--- Input rows ---

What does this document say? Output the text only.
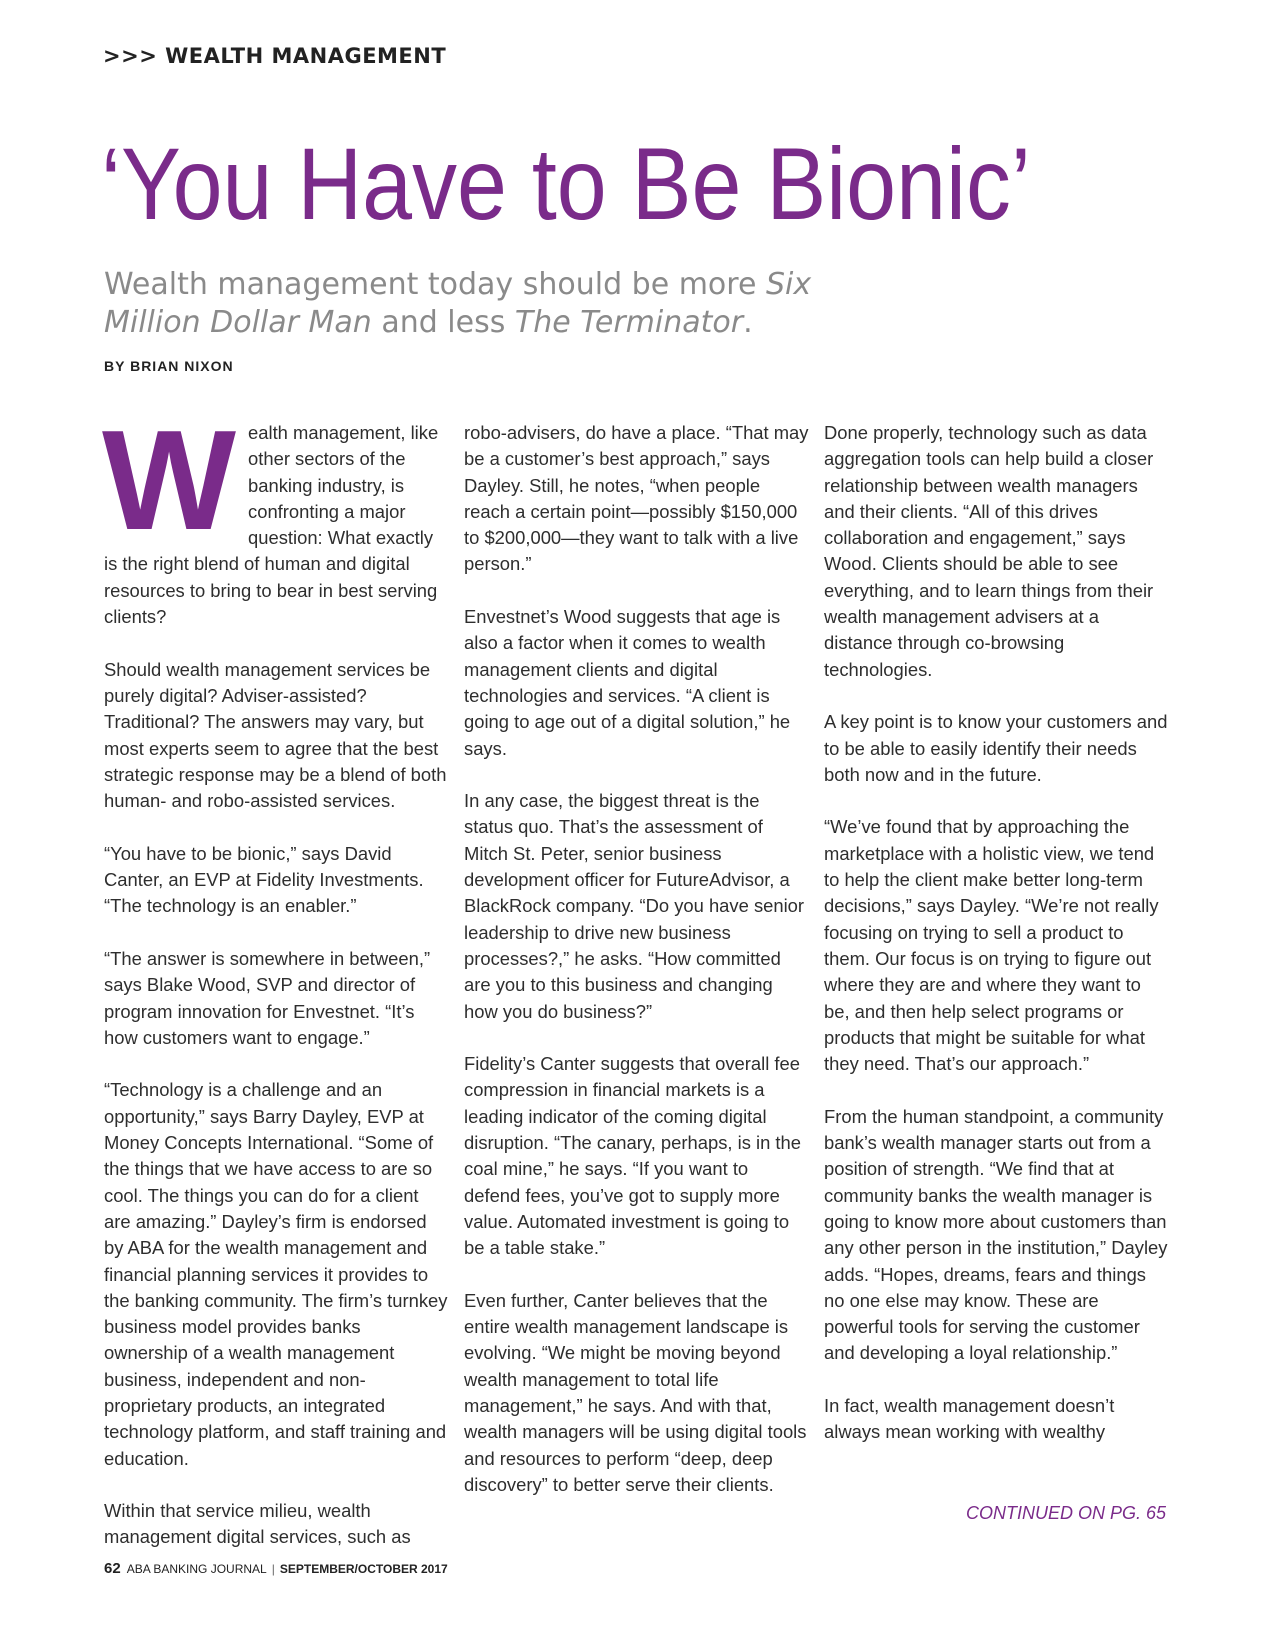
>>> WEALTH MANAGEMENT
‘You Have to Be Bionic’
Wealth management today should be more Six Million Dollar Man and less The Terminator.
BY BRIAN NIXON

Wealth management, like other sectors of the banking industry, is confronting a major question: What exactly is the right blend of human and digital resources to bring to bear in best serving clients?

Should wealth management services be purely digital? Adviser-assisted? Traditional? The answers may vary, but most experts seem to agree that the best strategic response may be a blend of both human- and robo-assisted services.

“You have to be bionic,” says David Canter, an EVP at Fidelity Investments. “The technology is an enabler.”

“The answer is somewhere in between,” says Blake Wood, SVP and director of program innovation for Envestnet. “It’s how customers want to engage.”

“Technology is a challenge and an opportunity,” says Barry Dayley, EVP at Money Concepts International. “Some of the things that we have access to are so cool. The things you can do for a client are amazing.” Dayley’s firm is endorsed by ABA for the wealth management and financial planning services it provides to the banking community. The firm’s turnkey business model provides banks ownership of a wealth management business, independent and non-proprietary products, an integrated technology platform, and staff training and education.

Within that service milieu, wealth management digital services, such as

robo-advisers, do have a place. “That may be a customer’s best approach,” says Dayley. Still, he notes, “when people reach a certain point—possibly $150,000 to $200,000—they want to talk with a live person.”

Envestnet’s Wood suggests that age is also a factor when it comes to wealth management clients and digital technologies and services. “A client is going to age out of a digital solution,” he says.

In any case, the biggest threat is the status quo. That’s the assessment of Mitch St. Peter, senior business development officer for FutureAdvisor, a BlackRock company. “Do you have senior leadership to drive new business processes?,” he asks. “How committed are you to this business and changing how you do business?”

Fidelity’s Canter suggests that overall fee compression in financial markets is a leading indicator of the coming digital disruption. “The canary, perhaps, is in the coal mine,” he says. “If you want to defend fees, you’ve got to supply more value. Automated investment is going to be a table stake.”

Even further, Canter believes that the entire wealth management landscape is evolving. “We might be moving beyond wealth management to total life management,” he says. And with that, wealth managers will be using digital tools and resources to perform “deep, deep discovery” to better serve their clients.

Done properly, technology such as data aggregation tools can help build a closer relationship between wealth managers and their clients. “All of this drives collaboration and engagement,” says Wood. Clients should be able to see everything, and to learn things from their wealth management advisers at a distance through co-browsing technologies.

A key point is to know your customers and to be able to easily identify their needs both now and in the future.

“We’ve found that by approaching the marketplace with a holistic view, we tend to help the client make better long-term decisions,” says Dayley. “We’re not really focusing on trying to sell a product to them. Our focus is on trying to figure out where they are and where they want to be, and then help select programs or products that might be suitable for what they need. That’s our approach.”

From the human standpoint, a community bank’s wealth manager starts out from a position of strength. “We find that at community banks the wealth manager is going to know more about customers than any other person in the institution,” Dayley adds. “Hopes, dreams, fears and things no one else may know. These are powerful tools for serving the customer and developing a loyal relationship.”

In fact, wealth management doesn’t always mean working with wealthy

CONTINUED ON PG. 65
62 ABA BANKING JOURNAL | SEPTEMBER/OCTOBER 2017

---
--- Input rows ---

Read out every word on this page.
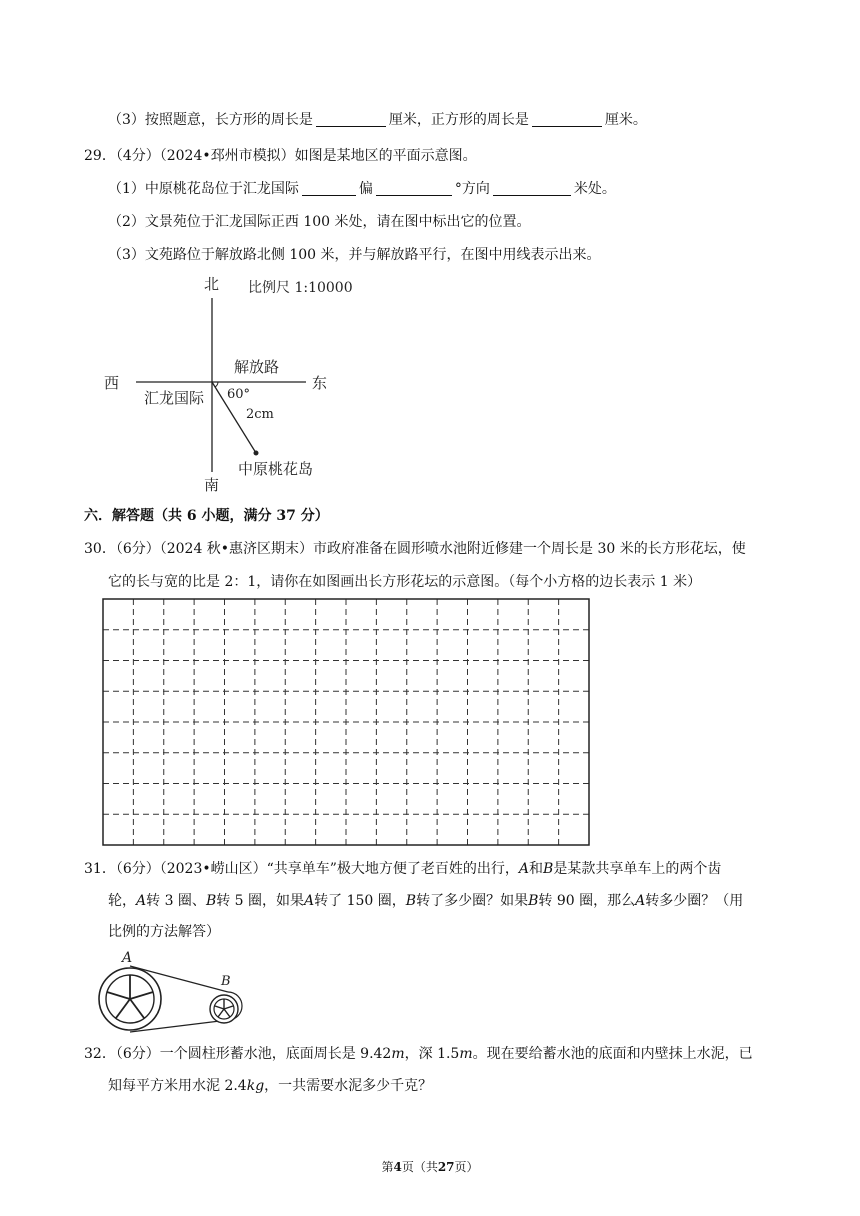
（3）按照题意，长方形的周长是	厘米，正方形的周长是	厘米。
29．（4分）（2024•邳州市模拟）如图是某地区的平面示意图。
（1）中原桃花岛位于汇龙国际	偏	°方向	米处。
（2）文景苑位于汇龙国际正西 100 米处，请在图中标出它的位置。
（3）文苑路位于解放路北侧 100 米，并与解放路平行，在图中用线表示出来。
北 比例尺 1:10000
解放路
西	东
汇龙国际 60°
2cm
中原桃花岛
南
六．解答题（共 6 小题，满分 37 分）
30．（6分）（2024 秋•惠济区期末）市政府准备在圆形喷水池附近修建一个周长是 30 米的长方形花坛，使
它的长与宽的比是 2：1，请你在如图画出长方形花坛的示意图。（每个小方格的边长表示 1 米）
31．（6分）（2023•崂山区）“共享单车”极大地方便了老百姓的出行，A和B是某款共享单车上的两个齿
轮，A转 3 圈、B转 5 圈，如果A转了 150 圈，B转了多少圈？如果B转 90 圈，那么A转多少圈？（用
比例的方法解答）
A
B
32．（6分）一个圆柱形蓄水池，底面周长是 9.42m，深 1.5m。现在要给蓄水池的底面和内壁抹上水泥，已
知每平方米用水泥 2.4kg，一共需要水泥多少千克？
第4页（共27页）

---

What to work on: Within the listing above, find every line containing the string "such" and return it.

Result below:
Within that service milieu, wealth management digital services, such as
Done properly, technology such as data aggregation tools can help build a closer relationship between wealth managers and their clients. “All of this drives collaboration and engagement,” says Wood. Clients should be able to see everything, and to learn things from their wealth management advisers at a distance through co-browsing technologies.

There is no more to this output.